EXERCISE DETAILS
List each line of the data that holds the string "name", please.

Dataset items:
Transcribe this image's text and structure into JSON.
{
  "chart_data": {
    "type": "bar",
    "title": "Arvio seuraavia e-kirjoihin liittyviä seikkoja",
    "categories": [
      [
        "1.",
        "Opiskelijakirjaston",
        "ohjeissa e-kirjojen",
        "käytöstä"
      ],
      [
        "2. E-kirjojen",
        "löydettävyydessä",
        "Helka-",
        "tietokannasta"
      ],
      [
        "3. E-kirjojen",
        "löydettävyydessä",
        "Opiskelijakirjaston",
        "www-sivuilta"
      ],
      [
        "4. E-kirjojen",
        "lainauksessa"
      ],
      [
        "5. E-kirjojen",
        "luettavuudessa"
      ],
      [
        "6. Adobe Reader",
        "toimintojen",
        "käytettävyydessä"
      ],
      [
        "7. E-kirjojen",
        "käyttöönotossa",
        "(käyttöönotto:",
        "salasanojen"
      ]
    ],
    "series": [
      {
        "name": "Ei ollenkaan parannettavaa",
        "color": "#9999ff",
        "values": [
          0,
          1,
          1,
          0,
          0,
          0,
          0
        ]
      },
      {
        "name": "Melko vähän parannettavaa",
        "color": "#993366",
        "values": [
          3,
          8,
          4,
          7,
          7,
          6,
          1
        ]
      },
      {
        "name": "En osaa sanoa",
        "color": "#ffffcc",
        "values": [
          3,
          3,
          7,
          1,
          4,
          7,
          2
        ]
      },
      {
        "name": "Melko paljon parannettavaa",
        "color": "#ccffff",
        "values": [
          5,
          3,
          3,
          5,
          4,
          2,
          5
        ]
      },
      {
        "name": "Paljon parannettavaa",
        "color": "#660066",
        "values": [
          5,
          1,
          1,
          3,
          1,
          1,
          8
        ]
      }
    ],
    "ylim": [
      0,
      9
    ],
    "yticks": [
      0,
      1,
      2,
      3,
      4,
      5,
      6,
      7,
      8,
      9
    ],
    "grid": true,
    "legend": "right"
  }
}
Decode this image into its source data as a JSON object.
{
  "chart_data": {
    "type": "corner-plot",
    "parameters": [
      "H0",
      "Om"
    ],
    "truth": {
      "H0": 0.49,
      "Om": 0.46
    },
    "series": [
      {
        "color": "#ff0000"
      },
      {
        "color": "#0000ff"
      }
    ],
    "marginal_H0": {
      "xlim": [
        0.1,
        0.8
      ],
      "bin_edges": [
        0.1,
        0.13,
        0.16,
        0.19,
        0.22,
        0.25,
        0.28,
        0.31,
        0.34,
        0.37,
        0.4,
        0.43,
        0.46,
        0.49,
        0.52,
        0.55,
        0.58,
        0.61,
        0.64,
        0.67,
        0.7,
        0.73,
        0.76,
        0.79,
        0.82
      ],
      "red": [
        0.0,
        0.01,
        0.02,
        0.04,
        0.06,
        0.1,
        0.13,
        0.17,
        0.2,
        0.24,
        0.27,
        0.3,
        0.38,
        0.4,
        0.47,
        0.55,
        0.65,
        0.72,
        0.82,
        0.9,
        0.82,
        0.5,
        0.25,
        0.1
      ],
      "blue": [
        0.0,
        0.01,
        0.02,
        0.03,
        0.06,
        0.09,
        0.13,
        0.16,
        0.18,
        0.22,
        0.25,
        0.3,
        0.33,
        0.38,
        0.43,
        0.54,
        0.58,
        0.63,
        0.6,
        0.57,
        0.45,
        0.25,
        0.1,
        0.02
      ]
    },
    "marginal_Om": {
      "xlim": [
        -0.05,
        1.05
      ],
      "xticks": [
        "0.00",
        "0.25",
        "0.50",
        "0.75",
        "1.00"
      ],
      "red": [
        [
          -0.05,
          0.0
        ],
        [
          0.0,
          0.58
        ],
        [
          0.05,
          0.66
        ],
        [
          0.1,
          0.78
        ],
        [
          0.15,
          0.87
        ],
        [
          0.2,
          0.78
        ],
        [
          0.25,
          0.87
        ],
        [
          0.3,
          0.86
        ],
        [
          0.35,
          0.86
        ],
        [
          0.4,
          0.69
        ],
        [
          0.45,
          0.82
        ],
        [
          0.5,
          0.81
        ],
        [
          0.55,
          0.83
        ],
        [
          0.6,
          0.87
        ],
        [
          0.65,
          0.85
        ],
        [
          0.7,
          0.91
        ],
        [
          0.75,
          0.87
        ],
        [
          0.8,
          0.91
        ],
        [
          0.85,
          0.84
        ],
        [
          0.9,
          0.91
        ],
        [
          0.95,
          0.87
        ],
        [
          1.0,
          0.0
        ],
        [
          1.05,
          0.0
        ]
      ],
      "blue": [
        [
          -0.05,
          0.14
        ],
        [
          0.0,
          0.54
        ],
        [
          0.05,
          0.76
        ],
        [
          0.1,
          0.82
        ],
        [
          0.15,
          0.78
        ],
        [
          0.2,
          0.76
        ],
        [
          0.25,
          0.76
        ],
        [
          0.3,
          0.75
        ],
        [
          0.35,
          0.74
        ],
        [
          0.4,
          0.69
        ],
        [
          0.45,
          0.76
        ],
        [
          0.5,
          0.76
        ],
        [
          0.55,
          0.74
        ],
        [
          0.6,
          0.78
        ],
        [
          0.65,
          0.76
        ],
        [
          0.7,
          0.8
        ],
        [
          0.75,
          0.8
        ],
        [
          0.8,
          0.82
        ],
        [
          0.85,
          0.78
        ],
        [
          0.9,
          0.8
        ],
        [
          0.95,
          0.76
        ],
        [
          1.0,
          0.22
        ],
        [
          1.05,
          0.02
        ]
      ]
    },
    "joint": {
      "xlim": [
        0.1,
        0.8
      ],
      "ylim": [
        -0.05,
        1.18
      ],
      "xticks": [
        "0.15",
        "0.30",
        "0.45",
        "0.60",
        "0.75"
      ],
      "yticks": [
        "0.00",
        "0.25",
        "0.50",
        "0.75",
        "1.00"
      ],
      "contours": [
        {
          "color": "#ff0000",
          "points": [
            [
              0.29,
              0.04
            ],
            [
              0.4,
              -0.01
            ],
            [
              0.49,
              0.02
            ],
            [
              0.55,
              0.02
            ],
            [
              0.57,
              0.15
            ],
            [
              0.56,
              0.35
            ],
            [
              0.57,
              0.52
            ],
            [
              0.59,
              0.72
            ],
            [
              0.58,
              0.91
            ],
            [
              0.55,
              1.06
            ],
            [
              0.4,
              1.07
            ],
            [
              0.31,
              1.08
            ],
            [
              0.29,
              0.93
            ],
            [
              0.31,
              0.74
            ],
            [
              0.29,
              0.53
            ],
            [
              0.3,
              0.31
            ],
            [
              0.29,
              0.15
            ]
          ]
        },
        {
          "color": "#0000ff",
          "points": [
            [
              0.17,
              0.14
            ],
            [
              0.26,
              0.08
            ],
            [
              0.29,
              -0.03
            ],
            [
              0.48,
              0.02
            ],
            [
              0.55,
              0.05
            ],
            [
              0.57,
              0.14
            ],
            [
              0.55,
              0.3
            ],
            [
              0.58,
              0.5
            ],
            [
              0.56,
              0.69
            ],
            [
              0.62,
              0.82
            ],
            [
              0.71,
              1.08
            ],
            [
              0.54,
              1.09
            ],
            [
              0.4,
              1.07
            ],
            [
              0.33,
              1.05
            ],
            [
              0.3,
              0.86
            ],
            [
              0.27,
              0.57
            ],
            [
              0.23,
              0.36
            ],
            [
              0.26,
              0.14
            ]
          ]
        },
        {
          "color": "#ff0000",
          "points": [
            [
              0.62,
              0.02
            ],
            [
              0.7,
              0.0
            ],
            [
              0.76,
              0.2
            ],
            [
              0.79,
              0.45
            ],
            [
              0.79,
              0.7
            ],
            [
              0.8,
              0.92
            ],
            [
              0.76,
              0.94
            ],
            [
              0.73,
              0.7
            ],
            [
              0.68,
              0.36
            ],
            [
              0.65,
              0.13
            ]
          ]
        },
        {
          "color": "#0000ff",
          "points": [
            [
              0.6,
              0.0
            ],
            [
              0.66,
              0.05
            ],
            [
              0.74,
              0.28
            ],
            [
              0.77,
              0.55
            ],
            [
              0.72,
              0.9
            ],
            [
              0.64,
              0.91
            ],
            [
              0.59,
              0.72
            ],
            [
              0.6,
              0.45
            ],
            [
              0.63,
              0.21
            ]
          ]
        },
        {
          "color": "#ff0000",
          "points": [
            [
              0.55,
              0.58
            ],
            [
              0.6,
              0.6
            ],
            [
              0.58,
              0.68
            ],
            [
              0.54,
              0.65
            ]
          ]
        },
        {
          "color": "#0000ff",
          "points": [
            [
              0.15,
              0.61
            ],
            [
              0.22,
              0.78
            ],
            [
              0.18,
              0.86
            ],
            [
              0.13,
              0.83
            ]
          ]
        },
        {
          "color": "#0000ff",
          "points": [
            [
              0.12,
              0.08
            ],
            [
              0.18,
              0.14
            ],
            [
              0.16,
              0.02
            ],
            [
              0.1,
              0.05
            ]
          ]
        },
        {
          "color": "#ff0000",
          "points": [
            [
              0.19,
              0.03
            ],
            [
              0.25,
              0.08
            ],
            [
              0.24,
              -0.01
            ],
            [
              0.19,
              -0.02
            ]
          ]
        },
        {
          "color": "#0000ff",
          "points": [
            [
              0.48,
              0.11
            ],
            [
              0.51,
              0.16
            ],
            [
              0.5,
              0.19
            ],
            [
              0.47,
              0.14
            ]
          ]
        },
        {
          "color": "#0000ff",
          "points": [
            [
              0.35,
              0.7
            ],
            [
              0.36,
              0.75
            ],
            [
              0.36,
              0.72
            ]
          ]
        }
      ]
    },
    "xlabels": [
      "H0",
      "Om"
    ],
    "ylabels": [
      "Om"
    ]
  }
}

RESULT
        "name": "Ei ollenkaan parannettavaa",
        "name": "Melko vähän parannettavaa",
        "name": "En osaa sanoa",
        "name": "Melko paljon parannettavaa",
        "name": "Paljon parannettavaa",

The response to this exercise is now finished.